::: Material provided

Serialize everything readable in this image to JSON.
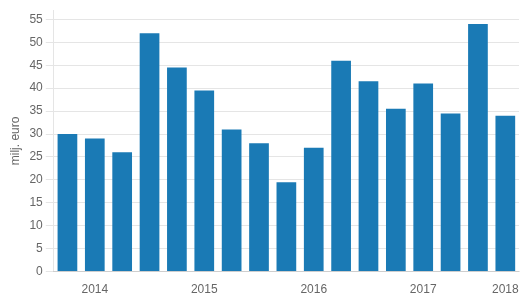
{
  "chart_data": {
    "type": "bar",
    "categories": [
      null,
      "2014",
      null,
      null,
      null,
      "2015",
      null,
      null,
      null,
      "2016",
      null,
      null,
      null,
      "2017",
      null,
      null,
      "2018"
    ],
    "values": [
      30.0,
      29.0,
      26.0,
      52.0,
      44.5,
      39.5,
      31.0,
      28.0,
      19.5,
      27.0,
      46.0,
      41.5,
      35.5,
      41.0,
      34.5,
      54.0,
      34.0
    ],
    "color": "#1a7ab5",
    "ylabel": "milj. euro",
    "ylim": [
      0,
      57
    ],
    "yticks": [
      0,
      5,
      10,
      15,
      20,
      25,
      30,
      35,
      40,
      45,
      50,
      55
    ],
    "grid": true
  }
}
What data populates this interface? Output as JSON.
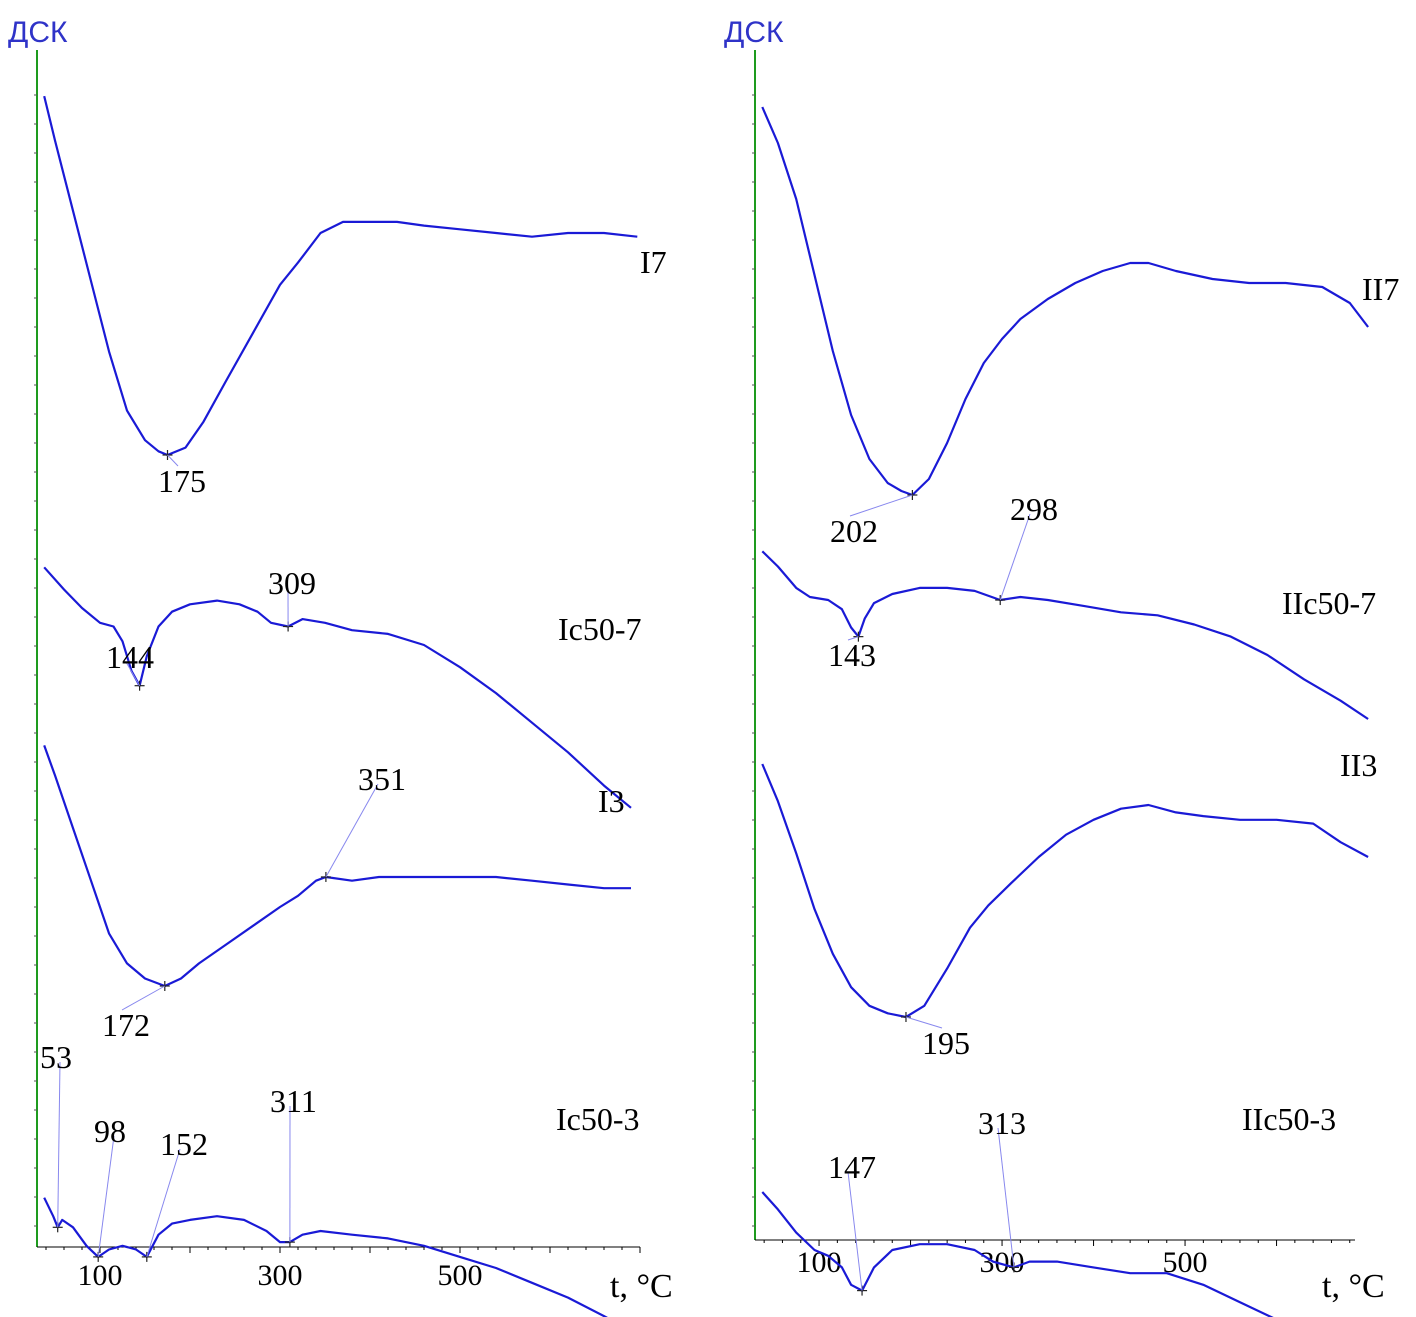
{
  "colors": {
    "curve": "#1a1ad6",
    "axis": "#1e9b1e",
    "text": "#000000",
    "leader": "#8888ee"
  },
  "chart_data": [
    {
      "type": "line",
      "ylabel": "ДСК",
      "xlabel": "t, °C",
      "xlim": [
        30,
        700
      ],
      "xticks": [
        100,
        300,
        500
      ],
      "xtick_labels": [
        "100",
        "300",
        "500"
      ],
      "y_ticks_shown": false,
      "grid": false,
      "series": [
        {
          "name": "I7",
          "points": [
            [
              38,
              0.97
            ],
            [
              50,
              0.85
            ],
            [
              70,
              0.66
            ],
            [
              90,
              0.47
            ],
            [
              110,
              0.28
            ],
            [
              130,
              0.12
            ],
            [
              150,
              0.04
            ],
            [
              165,
              0.01
            ],
            [
              175,
              0.0
            ],
            [
              195,
              0.02
            ],
            [
              215,
              0.09
            ],
            [
              240,
              0.2
            ],
            [
              270,
              0.33
            ],
            [
              300,
              0.46
            ],
            [
              320,
              0.52
            ],
            [
              345,
              0.6
            ],
            [
              370,
              0.63
            ],
            [
              400,
              0.63
            ],
            [
              430,
              0.63
            ],
            [
              460,
              0.62
            ],
            [
              500,
              0.61
            ],
            [
              540,
              0.6
            ],
            [
              580,
              0.59
            ],
            [
              620,
              0.6
            ],
            [
              660,
              0.6
            ],
            [
              697,
              0.59
            ]
          ],
          "peaks": [
            {
              "t": 175,
              "label": "175"
            }
          ]
        },
        {
          "name": "Ic50-7",
          "points": [
            [
              38,
              0.71
            ],
            [
              60,
              0.65
            ],
            [
              80,
              0.6
            ],
            [
              100,
              0.56
            ],
            [
              115,
              0.55
            ],
            [
              125,
              0.51
            ],
            [
              135,
              0.43
            ],
            [
              144,
              0.39
            ],
            [
              152,
              0.47
            ],
            [
              165,
              0.55
            ],
            [
              180,
              0.59
            ],
            [
              200,
              0.61
            ],
            [
              230,
              0.62
            ],
            [
              255,
              0.61
            ],
            [
              275,
              0.59
            ],
            [
              290,
              0.56
            ],
            [
              309,
              0.55
            ],
            [
              325,
              0.57
            ],
            [
              350,
              0.56
            ],
            [
              380,
              0.54
            ],
            [
              420,
              0.53
            ],
            [
              460,
              0.5
            ],
            [
              500,
              0.44
            ],
            [
              540,
              0.37
            ],
            [
              580,
              0.29
            ],
            [
              620,
              0.21
            ],
            [
              660,
              0.12
            ],
            [
              690,
              0.06
            ]
          ],
          "peaks": [
            {
              "t": 144,
              "label": "144"
            },
            {
              "t": 309,
              "label": "309"
            }
          ]
        },
        {
          "name": "I3",
          "points": [
            [
              38,
              0.64
            ],
            [
              50,
              0.56
            ],
            [
              70,
              0.42
            ],
            [
              90,
              0.28
            ],
            [
              110,
              0.14
            ],
            [
              130,
              0.06
            ],
            [
              150,
              0.02
            ],
            [
              172,
              0.0
            ],
            [
              190,
              0.02
            ],
            [
              210,
              0.06
            ],
            [
              240,
              0.11
            ],
            [
              270,
              0.16
            ],
            [
              300,
              0.21
            ],
            [
              320,
              0.24
            ],
            [
              340,
              0.28
            ],
            [
              351,
              0.29
            ],
            [
              380,
              0.28
            ],
            [
              410,
              0.29
            ],
            [
              450,
              0.29
            ],
            [
              500,
              0.29
            ],
            [
              540,
              0.29
            ],
            [
              580,
              0.28
            ],
            [
              620,
              0.27
            ],
            [
              660,
              0.26
            ],
            [
              690,
              0.26
            ]
          ],
          "peaks": [
            {
              "t": 172,
              "label": "172"
            },
            {
              "t": 351,
              "label": "351"
            }
          ]
        },
        {
          "name": "Ic50-3",
          "points": [
            [
              38,
              0.29
            ],
            [
              48,
              0.24
            ],
            [
              53,
              0.21
            ],
            [
              58,
              0.23
            ],
            [
              70,
              0.21
            ],
            [
              85,
              0.16
            ],
            [
              98,
              0.13
            ],
            [
              110,
              0.15
            ],
            [
              125,
              0.16
            ],
            [
              140,
              0.15
            ],
            [
              152,
              0.13
            ],
            [
              165,
              0.19
            ],
            [
              180,
              0.22
            ],
            [
              200,
              0.23
            ],
            [
              230,
              0.24
            ],
            [
              260,
              0.23
            ],
            [
              285,
              0.2
            ],
            [
              300,
              0.17
            ],
            [
              311,
              0.17
            ],
            [
              325,
              0.19
            ],
            [
              345,
              0.2
            ],
            [
              380,
              0.19
            ],
            [
              420,
              0.18
            ],
            [
              460,
              0.16
            ],
            [
              500,
              0.13
            ],
            [
              540,
              0.1
            ],
            [
              580,
              0.06
            ],
            [
              620,
              0.02
            ],
            [
              660,
              -0.03
            ],
            [
              690,
              -0.07
            ]
          ],
          "peaks": [
            {
              "t": 53,
              "label": "53"
            },
            {
              "t": 98,
              "label": "98"
            },
            {
              "t": 152,
              "label": "152"
            },
            {
              "t": 311,
              "label": "311"
            }
          ]
        }
      ]
    },
    {
      "type": "line",
      "ylabel": "ДСК",
      "xlabel": "t, °C",
      "xlim": [
        30,
        700
      ],
      "xticks": [
        100,
        300,
        500
      ],
      "xtick_labels": [
        "100",
        "300",
        "500"
      ],
      "y_ticks_shown": false,
      "grid": false,
      "series": [
        {
          "name": "II7",
          "points": [
            [
              38,
              0.97
            ],
            [
              55,
              0.88
            ],
            [
              75,
              0.74
            ],
            [
              95,
              0.55
            ],
            [
              115,
              0.36
            ],
            [
              135,
              0.2
            ],
            [
              155,
              0.09
            ],
            [
              175,
              0.03
            ],
            [
              190,
              0.01
            ],
            [
              202,
              0.0
            ],
            [
              220,
              0.04
            ],
            [
              240,
              0.13
            ],
            [
              260,
              0.24
            ],
            [
              280,
              0.33
            ],
            [
              300,
              0.39
            ],
            [
              320,
              0.44
            ],
            [
              350,
              0.49
            ],
            [
              380,
              0.53
            ],
            [
              410,
              0.56
            ],
            [
              440,
              0.58
            ],
            [
              460,
              0.58
            ],
            [
              490,
              0.56
            ],
            [
              530,
              0.54
            ],
            [
              570,
              0.53
            ],
            [
              610,
              0.53
            ],
            [
              650,
              0.52
            ],
            [
              680,
              0.48
            ],
            [
              700,
              0.42
            ]
          ],
          "peaks": [
            {
              "t": 202,
              "label": "202"
            }
          ]
        },
        {
          "name": "IIc50-7",
          "points": [
            [
              38,
              0.75
            ],
            [
              55,
              0.7
            ],
            [
              75,
              0.63
            ],
            [
              90,
              0.6
            ],
            [
              110,
              0.59
            ],
            [
              125,
              0.56
            ],
            [
              135,
              0.5
            ],
            [
              143,
              0.47
            ],
            [
              150,
              0.53
            ],
            [
              160,
              0.58
            ],
            [
              180,
              0.61
            ],
            [
              210,
              0.63
            ],
            [
              240,
              0.63
            ],
            [
              270,
              0.62
            ],
            [
              298,
              0.59
            ],
            [
              320,
              0.6
            ],
            [
              350,
              0.59
            ],
            [
              390,
              0.57
            ],
            [
              430,
              0.55
            ],
            [
              470,
              0.54
            ],
            [
              510,
              0.51
            ],
            [
              550,
              0.47
            ],
            [
              590,
              0.41
            ],
            [
              630,
              0.33
            ],
            [
              670,
              0.26
            ],
            [
              700,
              0.2
            ]
          ],
          "peaks": [
            {
              "t": 143,
              "label": "143"
            },
            {
              "t": 298,
              "label": "298"
            }
          ]
        },
        {
          "name": "II3",
          "points": [
            [
              38,
              0.68
            ],
            [
              55,
              0.58
            ],
            [
              75,
              0.44
            ],
            [
              95,
              0.29
            ],
            [
              115,
              0.17
            ],
            [
              135,
              0.08
            ],
            [
              155,
              0.03
            ],
            [
              175,
              0.01
            ],
            [
              195,
              0.0
            ],
            [
              215,
              0.03
            ],
            [
              240,
              0.13
            ],
            [
              265,
              0.24
            ],
            [
              285,
              0.3
            ],
            [
              310,
              0.36
            ],
            [
              340,
              0.43
            ],
            [
              370,
              0.49
            ],
            [
              400,
              0.53
            ],
            [
              430,
              0.56
            ],
            [
              460,
              0.57
            ],
            [
              490,
              0.55
            ],
            [
              520,
              0.54
            ],
            [
              560,
              0.53
            ],
            [
              600,
              0.53
            ],
            [
              640,
              0.52
            ],
            [
              670,
              0.47
            ],
            [
              700,
              0.43
            ]
          ],
          "peaks": [
            {
              "t": 195,
              "label": "195"
            }
          ]
        },
        {
          "name": "IIc50-3",
          "points": [
            [
              38,
              0.35
            ],
            [
              55,
              0.32
            ],
            [
              75,
              0.28
            ],
            [
              95,
              0.25
            ],
            [
              110,
              0.24
            ],
            [
              125,
              0.22
            ],
            [
              135,
              0.19
            ],
            [
              147,
              0.18
            ],
            [
              160,
              0.22
            ],
            [
              180,
              0.25
            ],
            [
              210,
              0.26
            ],
            [
              240,
              0.26
            ],
            [
              270,
              0.25
            ],
            [
              290,
              0.23
            ],
            [
              313,
              0.22
            ],
            [
              330,
              0.23
            ],
            [
              360,
              0.23
            ],
            [
              400,
              0.22
            ],
            [
              440,
              0.21
            ],
            [
              480,
              0.21
            ],
            [
              520,
              0.19
            ],
            [
              560,
              0.16
            ],
            [
              600,
              0.13
            ],
            [
              640,
              0.09
            ],
            [
              670,
              0.05
            ]
          ],
          "peaks": [
            {
              "t": 147,
              "label": "147"
            },
            {
              "t": 313,
              "label": "313"
            }
          ]
        }
      ]
    }
  ]
}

::::::

__To be done__:
Gather from the records above every line containing the string "JSON".

__Correct result__:
Serialize everything readable in this image to JSON.
What data populates this interface? Output as JSON.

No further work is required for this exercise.